Stated task
Using the listing below, copy every line that mentions "values".

═══ Data records ═══

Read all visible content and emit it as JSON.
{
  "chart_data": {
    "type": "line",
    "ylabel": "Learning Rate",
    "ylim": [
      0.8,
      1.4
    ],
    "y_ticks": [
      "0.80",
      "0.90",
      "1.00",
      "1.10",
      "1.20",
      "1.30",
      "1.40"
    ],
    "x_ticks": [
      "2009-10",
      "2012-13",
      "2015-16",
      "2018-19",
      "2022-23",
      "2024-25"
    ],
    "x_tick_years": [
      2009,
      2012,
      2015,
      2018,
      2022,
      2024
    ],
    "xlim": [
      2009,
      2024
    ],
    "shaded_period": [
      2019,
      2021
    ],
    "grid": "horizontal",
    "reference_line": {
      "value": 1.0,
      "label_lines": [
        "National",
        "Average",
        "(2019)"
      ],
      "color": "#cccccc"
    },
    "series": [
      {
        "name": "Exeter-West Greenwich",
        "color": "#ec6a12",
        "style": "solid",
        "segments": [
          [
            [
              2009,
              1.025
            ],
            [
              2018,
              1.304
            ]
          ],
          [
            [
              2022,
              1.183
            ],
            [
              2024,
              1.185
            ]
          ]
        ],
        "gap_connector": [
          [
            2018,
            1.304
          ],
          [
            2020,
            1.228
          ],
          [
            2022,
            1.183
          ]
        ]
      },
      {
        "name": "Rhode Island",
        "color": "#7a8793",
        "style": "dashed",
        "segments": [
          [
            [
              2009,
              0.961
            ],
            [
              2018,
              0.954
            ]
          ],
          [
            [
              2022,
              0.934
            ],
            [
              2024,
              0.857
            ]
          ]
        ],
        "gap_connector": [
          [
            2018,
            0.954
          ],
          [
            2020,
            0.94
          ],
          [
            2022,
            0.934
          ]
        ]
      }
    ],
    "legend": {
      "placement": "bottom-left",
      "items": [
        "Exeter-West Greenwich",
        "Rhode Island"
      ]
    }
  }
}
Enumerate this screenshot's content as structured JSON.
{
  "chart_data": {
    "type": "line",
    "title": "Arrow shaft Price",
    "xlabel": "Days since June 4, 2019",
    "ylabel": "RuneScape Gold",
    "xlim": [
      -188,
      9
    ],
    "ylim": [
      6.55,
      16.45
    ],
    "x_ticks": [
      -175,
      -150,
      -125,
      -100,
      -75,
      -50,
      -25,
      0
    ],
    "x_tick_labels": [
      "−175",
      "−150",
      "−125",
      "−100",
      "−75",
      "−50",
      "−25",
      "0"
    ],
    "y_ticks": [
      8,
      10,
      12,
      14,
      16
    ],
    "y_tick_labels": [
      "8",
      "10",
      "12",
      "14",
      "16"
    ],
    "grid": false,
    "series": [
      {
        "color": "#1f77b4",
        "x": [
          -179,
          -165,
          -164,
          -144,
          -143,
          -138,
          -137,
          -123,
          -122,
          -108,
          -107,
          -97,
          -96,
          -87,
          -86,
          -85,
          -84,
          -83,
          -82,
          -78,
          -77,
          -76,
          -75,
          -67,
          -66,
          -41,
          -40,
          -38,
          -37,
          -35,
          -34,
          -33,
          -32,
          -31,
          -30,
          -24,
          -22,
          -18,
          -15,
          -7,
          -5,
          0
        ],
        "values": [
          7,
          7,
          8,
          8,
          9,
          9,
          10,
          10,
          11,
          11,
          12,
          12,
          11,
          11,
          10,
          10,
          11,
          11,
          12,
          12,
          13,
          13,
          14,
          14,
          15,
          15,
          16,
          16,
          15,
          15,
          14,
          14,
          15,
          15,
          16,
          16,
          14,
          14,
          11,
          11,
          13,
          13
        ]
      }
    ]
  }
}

═══
═══ Data records ═══

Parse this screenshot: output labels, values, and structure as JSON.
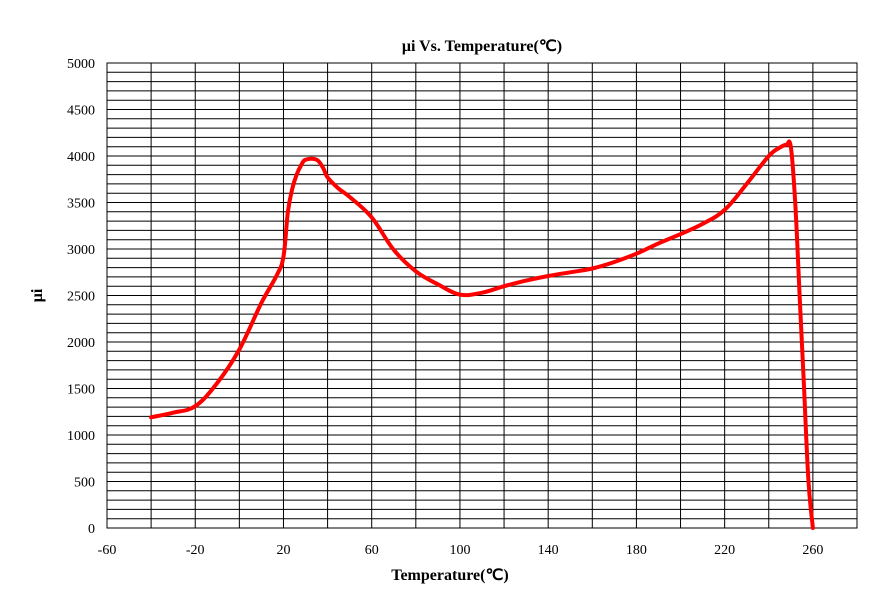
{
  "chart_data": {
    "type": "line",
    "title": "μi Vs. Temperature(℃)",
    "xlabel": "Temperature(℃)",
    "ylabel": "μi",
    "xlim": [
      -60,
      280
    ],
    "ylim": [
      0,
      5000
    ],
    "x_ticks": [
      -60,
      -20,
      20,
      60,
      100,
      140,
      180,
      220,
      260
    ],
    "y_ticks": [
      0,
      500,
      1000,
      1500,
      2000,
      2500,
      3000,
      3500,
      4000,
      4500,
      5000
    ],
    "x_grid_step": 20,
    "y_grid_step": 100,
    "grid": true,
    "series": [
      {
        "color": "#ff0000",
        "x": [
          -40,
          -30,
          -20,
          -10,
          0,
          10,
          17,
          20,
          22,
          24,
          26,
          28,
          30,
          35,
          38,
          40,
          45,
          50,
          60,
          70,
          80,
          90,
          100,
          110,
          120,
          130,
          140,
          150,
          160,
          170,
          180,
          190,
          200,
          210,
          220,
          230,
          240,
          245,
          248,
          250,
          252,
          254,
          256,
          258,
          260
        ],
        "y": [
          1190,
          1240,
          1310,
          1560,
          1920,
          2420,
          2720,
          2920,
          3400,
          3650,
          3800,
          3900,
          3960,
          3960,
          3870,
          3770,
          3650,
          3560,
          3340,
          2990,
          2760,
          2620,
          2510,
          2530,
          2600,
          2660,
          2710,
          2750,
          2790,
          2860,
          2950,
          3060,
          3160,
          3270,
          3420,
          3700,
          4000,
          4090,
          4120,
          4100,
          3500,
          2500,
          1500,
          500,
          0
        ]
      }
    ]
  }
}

═══

Result for this exercise
        "values": [
Parse this screenshot: output labels, values, and structure as JSON.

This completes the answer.